Data for processing -
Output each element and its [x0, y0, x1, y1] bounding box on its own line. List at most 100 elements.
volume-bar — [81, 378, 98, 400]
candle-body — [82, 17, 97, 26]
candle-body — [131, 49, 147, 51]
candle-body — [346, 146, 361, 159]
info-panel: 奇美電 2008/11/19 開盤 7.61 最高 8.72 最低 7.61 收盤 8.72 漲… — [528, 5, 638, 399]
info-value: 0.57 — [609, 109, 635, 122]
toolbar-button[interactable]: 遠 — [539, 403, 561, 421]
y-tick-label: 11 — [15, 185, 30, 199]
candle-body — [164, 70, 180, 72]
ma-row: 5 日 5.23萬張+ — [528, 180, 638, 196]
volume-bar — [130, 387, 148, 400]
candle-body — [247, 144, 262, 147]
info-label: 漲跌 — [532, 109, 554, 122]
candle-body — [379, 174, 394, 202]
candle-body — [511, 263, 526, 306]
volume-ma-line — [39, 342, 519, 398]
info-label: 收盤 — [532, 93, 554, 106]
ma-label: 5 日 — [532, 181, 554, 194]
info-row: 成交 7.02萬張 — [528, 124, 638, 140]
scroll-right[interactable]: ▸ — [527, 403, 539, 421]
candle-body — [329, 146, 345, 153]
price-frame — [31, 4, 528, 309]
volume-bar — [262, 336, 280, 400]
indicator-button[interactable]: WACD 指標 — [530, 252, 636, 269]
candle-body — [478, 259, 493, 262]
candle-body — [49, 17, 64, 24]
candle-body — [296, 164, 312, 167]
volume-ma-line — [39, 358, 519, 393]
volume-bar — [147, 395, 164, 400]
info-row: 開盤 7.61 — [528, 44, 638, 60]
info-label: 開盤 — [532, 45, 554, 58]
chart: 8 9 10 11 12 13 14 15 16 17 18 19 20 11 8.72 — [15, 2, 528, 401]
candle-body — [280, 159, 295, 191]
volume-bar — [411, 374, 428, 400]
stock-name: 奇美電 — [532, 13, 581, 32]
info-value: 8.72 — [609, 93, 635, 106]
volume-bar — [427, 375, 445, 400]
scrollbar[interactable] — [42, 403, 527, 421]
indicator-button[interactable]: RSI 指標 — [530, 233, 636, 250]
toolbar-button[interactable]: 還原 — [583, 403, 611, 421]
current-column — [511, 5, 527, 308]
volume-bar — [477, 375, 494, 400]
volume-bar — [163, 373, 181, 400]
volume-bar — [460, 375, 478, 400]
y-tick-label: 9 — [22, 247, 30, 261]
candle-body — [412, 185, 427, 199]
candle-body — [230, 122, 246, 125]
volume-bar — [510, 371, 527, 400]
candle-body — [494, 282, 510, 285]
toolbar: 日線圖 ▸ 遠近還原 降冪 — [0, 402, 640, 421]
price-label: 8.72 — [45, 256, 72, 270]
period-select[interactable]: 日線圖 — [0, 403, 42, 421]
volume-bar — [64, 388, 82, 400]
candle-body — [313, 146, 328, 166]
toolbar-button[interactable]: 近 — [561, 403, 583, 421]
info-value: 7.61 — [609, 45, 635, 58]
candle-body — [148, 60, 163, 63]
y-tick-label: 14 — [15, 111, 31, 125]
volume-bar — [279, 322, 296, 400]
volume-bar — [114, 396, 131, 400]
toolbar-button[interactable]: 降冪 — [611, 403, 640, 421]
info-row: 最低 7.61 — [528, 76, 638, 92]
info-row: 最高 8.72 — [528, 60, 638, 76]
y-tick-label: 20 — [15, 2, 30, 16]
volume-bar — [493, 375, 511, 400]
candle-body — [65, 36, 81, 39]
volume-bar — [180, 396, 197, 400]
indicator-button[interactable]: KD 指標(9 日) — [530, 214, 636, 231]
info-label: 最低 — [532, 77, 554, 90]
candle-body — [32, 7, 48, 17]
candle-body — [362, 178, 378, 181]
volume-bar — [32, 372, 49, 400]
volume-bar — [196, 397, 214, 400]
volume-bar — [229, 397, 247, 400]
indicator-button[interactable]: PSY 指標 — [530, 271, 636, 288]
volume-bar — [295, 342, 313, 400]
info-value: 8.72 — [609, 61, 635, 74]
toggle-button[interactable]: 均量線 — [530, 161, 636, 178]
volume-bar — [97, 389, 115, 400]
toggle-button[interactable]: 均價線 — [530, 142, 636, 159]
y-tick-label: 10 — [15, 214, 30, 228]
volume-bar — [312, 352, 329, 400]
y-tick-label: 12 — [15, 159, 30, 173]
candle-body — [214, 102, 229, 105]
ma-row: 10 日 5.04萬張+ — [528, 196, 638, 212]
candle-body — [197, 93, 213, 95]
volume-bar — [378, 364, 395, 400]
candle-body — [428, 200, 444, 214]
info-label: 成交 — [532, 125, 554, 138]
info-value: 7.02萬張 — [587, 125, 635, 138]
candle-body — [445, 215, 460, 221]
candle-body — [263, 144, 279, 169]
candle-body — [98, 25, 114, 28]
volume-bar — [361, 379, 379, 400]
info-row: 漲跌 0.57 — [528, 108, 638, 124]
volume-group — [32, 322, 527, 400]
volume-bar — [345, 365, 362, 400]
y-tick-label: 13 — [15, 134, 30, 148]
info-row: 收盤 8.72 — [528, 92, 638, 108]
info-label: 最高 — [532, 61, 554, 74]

Short problem - Give every line of the material as a JSON list of strings, one string per line, with blank lines left out.

Written answer -
[
  "Output each element and its [x0, y0, x1, y1] bounding box on its own line. List at most 100 elements.",
  "volume-bar — [81, 378, 98, 400]",
  "candle-body — [82, 17, 97, 26]",
  "candle-body — [131, 49, 147, 51]",
  "candle-body — [346, 146, 361, 159]",
  "info-panel: 奇美電 2008/11/19 開盤 7.61 最高 8.72 最低 7.61 收盤 8.72 漲… — [528, 5, 638, 399]",
  "info-value: 0.57 — [609, 109, 635, 122]",
  "toolbar-button[interactable]: 遠 — [539, 403, 561, 421]",
  "y-tick-label: 11 — [15, 185, 30, 199]",
  "candle-body — [164, 70, 180, 72]",
  "ma-row: 5 日 5.23萬張+ — [528, 180, 638, 196]",
  "volume-bar — [130, 387, 148, 400]",
  "candle-body — [247, 144, 262, 147]",
  "info-label: 漲跌 — [532, 109, 554, 122]",
  "candle-body — [379, 174, 394, 202]",
  "candle-body — [511, 263, 526, 306]",
  "volume-ma-line — [39, 342, 519, 398]",
  "info-label: 收盤 — [532, 93, 554, 106]",
  "ma-label: 5 日 — [532, 181, 554, 194]",
  "info-row: 成交 7.02萬張 — [528, 124, 638, 140]",
  "scroll-right[interactable]: ▸ — [527, 403, 539, 421]",
  "candle-body — [329, 146, 345, 153]",
  "price-frame — [31, 4, 528, 309]",
  "volume-bar — [262, 336, 280, 400]",
  "indicator-button[interactable]: WACD 指標 — [530, 252, 636, 269]",
  "candle-body — [478, 259, 493, 262]",
  "candle-body — [49, 17, 64, 24]",
  "candle-body — [296, 164, 312, 167]",
  "volume-ma-line — [39, 358, 519, 393]",
  "volume-bar — [147, 395, 164, 400]",
  "info-row: 開盤 7.61 — [528, 44, 638, 60]",
  "info-label: 開盤 — [532, 45, 554, 58]",
  "chart: 8 9 10 11 12 13 14 15 16 17 18 19 20 11 8.72 — [15, 2, 528, 401]",
  "candle-body — [280, 159, 295, 191]",
  "volume-bar — [411, 374, 428, 400]",
  "stock-name: 奇美電 — [532, 13, 581, 32]",
  "info-value: 8.72 — [609, 93, 635, 106]",
  "volume-bar — [427, 375, 445, 400]",
  "scrollbar[interactable] — [42, 403, 527, 421]",
  "indicator-button[interactable]: RSI 指標 — [530, 233, 636, 250]",
  "toolbar-button[interactable]: 還原 — [583, 403, 611, 421]",
  "current-column — [511, 5, 527, 308]",
  "volume-bar — [477, 375, 494, 400]",
  "volume-bar — [163, 373, 181, 400]",
  "volume-bar — [460, 375, 478, 400]",
  "y-tick-label: 9 — [22, 247, 30, 261]",
  "candle-body — [412, 185, 427, 199]",
  "candle-body — [230, 122, 246, 125]",
  "volume-bar — [510, 371, 527, 400]",
  "candle-body — [494, 282, 510, 285]",
  "toolbar: 日線圖 ▸ 遠近還原 降冪 — [0, 402, 640, 421]",
  "price-label: 8.72 — [45, 256, 72, 270]",
  "period-select[interactable]: 日線圖 — [0, 403, 42, 421]",
  "volume-bar — [64, 388, 82, 400]",
  "candle-body — [313, 146, 328, 166]",
  "toolbar-button[interactable]: 近 — [561, 403, 583, 421]",
  "info-value: 7.61 — [609, 45, 635, 58]",
  "candle-body — [148, 60, 163, 63]",
  "y-tick-label: 14 — [15, 111, 31, 125]",
  "volume-bar — [279, 322, 296, 400]",
  "volume-bar — [114, 396, 131, 400]",
  "toolbar-button[interactable]: 降冪 — [611, 403, 640, 421]",
  "info-row: 最低 7.61 — [528, 76, 638, 92]",
  "info-row: 最高 8.72 — [528, 60, 638, 76]",
  "y-tick-label: 20 — [15, 2, 30, 16]",
  "volume-bar — [493, 375, 511, 400]",
  "candle-body — [65, 36, 81, 39]",
  "volume-bar — [180, 396, 197, 400]",
  "indicator-button[interactable]: KD 指標(9 日) — [530, 214, 636, 231]",
  "info-label: 最低 — [532, 77, 554, 90]",
  "candle-body — [32, 7, 48, 17]",
  "candle-body — [362, 178, 378, 181]",
  "volume-bar — [32, 372, 49, 400]",
  "volume-bar — [196, 397, 214, 400]",
  "volume-bar — [229, 397, 247, 400]",
  "indicator-button[interactable]: PSY 指標 — [530, 271, 636, 288]",
  "volume-bar — [295, 342, 313, 400]",
  "info-value: 8.72 — [609, 61, 635, 74]",
  "toggle-button[interactable]: 均量線 — [530, 161, 636, 178]",
  "volume-bar — [97, 389, 115, 400]",
  "toggle-button[interactable]: 均價線 — [530, 142, 636, 159]",
  "y-tick-label: 10 — [15, 214, 30, 228]",
  "volume-bar — [312, 352, 329, 400]",
  "y-tick-label: 12 — [15, 159, 30, 173]",
  "candle-body — [214, 102, 229, 105]",
  "ma-row: 10 日 5.04萬張+ — [528, 196, 638, 212]",
  "candle-body — [197, 93, 213, 95]",
  "volume-bar — [378, 364, 395, 400]",
  "candle-body — [428, 200, 444, 214]",
  "info-label: 成交 — [532, 125, 554, 138]",
  "info-value: 7.02萬張 — [587, 125, 635, 138]",
  "candle-body — [445, 215, 460, 221]",
  "candle-body — [263, 144, 279, 169]",
  "candle-body — [98, 25, 114, 28]",
  "volume-bar — [361, 379, 379, 400]",
  "info-row: 漲跌 0.57 — [528, 108, 638, 124]",
  "volume-group — [32, 322, 527, 400]",
  "volume-bar — [345, 365, 362, 400]",
  "y-tick-label: 13 — [15, 134, 30, 148]",
  "info-row: 收盤 8.72 — [528, 92, 638, 108]",
  "info-label: 最高 — [532, 61, 554, 74]"
]